#### Entries supplied ####
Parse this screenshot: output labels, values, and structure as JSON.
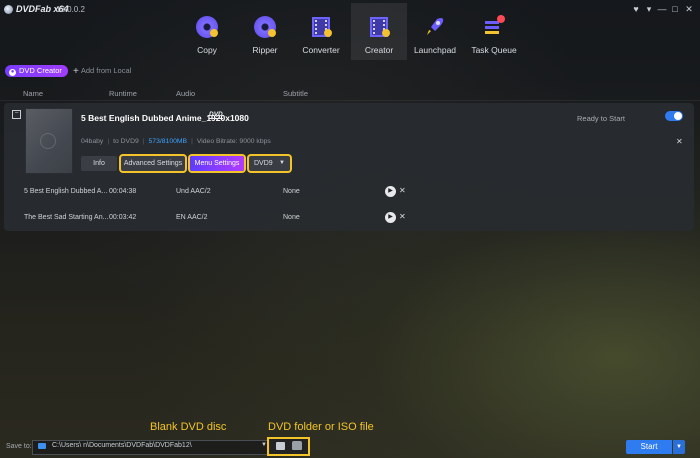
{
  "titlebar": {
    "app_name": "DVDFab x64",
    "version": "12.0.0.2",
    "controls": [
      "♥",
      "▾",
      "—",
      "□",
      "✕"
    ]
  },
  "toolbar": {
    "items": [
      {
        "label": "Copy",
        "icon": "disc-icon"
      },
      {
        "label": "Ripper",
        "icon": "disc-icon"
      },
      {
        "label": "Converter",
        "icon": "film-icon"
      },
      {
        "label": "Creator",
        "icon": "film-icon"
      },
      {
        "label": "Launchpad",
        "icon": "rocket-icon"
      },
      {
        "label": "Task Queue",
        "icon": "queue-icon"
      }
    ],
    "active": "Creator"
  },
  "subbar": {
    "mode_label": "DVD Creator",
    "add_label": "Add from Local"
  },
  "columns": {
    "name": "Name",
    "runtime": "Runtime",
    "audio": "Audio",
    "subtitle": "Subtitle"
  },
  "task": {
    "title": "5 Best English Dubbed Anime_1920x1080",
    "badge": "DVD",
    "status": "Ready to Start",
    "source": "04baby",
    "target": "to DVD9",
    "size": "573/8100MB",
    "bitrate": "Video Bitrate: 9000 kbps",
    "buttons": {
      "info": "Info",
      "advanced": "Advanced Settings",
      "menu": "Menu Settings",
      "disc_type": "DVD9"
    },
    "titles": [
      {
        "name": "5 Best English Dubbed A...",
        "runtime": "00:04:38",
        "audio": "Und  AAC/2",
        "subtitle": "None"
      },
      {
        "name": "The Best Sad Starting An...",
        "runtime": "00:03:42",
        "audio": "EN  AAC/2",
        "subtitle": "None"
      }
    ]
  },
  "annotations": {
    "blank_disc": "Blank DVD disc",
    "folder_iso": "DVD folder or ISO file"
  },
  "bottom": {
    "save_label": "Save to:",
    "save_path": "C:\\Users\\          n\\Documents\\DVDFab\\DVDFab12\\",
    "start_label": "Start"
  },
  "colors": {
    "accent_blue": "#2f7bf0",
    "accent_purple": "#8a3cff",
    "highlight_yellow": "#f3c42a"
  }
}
####
> **Task details**
Using the records above, find and show each line with the string "Creator".

> **Exercise answer**
        "label": "Creator",
    "active": "Creator"
    "mode_label": "DVD Creator",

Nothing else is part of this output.